Dataset records:
===============
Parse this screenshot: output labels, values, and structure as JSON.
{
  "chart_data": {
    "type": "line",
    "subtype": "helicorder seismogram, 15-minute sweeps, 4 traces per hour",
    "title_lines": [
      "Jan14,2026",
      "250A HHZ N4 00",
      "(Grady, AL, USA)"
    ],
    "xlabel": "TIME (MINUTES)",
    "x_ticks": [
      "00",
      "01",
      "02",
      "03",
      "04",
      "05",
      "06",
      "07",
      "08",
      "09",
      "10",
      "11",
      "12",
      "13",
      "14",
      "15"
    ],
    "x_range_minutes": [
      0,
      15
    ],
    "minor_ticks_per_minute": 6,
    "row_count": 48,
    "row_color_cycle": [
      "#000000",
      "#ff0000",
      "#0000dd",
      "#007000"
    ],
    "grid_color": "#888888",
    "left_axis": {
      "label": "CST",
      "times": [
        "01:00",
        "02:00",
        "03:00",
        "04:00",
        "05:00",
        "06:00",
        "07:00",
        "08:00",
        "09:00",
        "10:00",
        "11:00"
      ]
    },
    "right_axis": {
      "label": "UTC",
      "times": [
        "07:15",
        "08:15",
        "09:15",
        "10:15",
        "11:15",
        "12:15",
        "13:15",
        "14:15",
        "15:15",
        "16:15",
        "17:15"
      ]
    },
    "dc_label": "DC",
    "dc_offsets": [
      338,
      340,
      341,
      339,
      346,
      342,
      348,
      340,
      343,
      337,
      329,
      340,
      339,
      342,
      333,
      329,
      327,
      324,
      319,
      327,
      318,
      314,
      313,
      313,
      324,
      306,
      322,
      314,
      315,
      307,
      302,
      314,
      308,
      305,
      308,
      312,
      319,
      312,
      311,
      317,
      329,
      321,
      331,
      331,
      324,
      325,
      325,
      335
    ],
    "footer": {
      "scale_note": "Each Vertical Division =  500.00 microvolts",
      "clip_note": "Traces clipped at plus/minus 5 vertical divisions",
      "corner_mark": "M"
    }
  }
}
===============
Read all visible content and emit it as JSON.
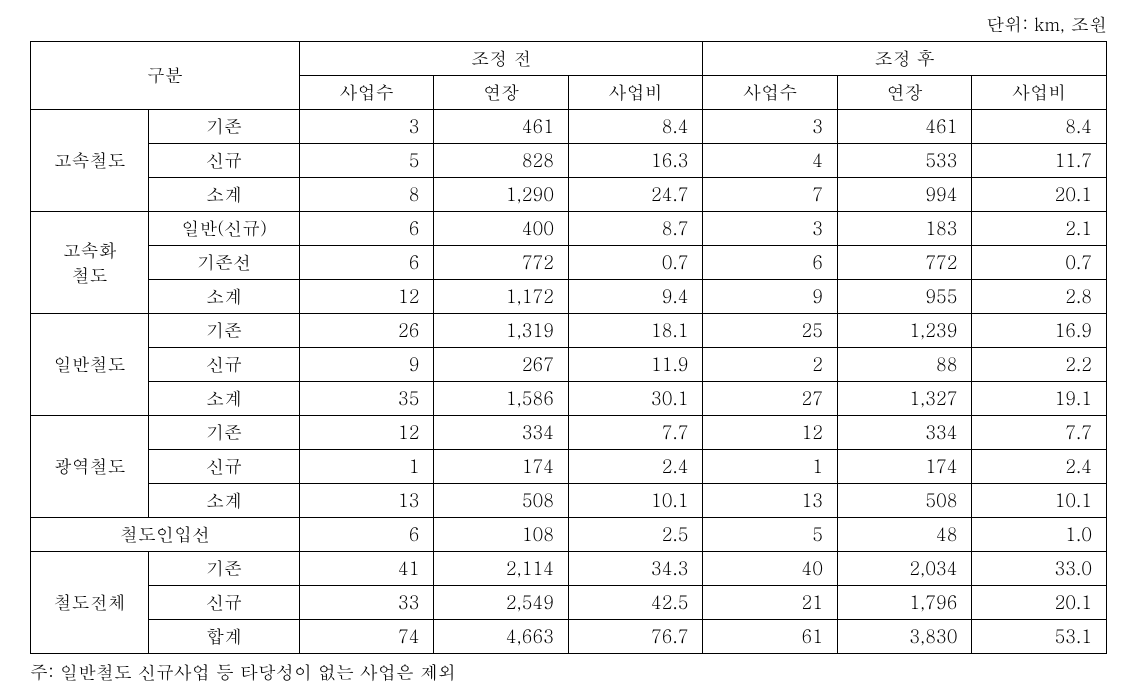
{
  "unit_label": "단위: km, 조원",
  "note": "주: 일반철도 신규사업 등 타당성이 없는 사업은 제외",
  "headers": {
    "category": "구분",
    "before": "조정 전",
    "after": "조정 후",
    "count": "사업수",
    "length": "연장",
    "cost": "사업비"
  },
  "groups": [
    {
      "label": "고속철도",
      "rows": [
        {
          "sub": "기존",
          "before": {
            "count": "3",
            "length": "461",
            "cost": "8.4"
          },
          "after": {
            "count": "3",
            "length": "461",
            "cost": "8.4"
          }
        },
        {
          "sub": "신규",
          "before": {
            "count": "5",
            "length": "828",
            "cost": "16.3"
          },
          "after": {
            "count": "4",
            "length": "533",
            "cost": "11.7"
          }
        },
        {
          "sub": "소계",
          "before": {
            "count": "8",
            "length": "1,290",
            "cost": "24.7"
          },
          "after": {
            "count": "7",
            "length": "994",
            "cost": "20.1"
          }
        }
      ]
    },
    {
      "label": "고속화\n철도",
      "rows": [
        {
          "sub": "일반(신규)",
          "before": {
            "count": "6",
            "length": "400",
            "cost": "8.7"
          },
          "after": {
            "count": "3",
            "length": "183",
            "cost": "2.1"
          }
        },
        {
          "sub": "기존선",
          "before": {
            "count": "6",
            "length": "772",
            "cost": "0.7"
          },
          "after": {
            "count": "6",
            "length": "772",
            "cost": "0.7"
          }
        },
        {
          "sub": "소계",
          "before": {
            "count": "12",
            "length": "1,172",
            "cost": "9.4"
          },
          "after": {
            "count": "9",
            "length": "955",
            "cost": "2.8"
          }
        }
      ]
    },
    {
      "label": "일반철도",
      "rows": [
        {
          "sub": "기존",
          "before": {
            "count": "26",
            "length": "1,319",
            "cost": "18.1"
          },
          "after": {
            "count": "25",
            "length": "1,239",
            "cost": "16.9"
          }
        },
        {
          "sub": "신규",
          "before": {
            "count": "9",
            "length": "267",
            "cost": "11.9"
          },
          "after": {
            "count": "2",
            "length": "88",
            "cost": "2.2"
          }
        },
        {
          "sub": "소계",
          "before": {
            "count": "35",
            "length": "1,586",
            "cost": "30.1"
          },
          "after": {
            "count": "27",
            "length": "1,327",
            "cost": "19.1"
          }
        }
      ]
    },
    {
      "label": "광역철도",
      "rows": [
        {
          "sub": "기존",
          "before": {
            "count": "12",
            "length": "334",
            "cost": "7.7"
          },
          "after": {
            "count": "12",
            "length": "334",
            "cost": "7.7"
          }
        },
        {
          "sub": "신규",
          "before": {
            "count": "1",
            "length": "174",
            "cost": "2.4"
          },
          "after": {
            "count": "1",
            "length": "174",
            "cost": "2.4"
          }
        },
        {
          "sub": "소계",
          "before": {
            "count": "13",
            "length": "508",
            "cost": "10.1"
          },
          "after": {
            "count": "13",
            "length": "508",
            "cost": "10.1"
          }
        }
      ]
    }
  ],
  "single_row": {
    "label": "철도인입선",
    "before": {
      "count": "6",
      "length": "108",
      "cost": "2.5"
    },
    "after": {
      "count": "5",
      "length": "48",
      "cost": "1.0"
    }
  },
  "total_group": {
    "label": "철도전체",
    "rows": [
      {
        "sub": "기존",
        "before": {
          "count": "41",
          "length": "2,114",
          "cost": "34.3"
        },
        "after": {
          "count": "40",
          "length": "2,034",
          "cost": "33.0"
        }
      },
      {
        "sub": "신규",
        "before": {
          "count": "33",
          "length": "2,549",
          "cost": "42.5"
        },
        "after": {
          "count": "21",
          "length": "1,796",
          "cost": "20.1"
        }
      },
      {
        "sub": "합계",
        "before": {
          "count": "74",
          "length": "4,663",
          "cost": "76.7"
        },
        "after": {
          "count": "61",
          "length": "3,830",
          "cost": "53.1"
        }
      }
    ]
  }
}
===============
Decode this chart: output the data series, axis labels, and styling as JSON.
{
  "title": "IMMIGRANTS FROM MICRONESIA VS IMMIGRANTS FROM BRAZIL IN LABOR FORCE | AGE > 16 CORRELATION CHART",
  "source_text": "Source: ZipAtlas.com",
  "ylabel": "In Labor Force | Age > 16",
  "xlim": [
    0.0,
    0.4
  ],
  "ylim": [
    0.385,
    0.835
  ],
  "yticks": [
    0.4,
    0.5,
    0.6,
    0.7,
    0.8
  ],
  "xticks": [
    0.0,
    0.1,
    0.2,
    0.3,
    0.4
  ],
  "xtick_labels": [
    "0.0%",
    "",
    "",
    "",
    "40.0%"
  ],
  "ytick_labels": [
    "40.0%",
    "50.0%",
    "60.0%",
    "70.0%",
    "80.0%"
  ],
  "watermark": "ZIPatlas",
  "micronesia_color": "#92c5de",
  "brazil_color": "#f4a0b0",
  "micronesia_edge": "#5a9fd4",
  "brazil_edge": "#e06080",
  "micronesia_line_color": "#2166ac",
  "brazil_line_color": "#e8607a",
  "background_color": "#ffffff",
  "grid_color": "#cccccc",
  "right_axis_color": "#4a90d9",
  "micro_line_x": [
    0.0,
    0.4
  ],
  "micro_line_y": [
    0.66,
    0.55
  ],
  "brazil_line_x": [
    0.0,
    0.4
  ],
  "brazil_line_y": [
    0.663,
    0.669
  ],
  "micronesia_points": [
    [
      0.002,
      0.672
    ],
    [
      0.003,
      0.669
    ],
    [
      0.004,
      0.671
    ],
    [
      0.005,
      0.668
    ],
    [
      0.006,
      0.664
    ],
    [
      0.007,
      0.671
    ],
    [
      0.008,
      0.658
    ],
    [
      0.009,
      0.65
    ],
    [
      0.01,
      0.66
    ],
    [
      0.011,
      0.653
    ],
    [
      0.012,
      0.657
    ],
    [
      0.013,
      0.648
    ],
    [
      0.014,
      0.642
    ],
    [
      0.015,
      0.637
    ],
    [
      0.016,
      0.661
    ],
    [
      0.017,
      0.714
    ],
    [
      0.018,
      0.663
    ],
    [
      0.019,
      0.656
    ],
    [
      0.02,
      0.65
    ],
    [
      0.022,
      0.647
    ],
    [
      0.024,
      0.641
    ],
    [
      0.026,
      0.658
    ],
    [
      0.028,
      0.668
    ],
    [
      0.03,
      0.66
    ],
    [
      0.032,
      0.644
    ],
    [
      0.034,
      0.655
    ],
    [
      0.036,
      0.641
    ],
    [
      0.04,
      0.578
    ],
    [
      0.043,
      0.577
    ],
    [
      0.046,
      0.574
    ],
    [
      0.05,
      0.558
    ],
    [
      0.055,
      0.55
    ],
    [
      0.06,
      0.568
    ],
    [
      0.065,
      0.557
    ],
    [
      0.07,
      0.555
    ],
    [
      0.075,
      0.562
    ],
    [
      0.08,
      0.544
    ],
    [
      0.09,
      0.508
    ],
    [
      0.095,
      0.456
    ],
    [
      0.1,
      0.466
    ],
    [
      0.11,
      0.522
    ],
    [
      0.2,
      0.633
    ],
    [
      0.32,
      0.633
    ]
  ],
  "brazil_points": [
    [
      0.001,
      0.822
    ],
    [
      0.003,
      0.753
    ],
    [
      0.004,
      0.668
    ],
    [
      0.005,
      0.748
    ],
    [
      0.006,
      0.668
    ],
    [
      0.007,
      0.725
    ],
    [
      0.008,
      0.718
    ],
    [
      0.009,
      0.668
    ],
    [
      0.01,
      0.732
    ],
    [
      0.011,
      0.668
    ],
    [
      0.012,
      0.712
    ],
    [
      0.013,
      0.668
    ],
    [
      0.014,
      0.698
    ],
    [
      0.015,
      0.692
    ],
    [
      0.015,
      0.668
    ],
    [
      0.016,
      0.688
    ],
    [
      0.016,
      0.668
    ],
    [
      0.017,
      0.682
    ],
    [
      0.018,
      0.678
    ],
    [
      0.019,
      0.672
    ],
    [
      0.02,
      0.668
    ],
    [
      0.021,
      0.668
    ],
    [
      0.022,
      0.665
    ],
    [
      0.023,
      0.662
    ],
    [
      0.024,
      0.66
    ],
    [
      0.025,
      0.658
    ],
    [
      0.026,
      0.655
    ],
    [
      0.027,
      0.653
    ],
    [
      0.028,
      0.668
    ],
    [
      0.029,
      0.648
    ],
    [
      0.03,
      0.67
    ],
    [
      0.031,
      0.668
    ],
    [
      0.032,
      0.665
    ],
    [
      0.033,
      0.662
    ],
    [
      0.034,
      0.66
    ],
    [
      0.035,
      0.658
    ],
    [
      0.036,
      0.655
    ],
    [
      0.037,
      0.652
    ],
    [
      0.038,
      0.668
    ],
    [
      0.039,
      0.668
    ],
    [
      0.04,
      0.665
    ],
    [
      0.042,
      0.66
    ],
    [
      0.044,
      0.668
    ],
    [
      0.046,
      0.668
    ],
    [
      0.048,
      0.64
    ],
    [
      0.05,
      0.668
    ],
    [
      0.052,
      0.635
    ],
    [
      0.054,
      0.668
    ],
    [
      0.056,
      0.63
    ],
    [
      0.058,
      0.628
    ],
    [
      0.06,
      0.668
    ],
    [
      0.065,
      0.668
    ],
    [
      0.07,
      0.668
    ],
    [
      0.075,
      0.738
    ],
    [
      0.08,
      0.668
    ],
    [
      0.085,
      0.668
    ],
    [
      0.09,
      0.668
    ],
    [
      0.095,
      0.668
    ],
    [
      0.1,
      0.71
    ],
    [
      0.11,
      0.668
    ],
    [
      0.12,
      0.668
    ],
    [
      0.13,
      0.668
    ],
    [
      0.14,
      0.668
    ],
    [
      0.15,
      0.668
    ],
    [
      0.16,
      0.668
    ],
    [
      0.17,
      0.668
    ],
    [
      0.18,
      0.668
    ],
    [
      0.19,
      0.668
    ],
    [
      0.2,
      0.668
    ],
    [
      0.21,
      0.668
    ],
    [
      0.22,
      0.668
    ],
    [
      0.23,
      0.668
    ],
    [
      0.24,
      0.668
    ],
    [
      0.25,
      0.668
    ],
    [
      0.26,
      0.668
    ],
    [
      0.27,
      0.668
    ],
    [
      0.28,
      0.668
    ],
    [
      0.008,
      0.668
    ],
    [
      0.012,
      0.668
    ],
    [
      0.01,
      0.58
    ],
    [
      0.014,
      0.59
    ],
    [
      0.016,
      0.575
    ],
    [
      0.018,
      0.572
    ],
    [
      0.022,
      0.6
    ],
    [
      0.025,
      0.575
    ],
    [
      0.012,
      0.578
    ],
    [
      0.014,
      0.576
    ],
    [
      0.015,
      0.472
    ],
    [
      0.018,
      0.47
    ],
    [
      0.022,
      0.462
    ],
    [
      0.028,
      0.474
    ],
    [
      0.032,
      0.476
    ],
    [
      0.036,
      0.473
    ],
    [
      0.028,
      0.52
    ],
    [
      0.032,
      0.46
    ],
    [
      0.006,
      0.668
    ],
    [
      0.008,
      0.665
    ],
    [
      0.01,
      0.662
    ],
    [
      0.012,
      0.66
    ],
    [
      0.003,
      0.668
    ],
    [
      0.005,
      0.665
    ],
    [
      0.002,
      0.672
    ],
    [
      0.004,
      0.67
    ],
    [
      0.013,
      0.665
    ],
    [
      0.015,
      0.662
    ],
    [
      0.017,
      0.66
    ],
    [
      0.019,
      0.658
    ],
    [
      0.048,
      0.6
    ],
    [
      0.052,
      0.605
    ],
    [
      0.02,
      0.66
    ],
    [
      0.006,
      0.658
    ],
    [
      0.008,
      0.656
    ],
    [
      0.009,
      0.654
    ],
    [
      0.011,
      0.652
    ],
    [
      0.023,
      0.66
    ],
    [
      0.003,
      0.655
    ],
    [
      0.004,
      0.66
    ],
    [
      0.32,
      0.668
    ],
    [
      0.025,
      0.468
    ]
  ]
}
===============
• **Description of the task**
List all lines from the entries that include the word "JSON".

• **Result below**
Parse this screenshot: output labels, values, and structure as JSON.
Read all visible content and emit it as JSON.
Decode this chart: output the data series, axis labels, and styling as JSON.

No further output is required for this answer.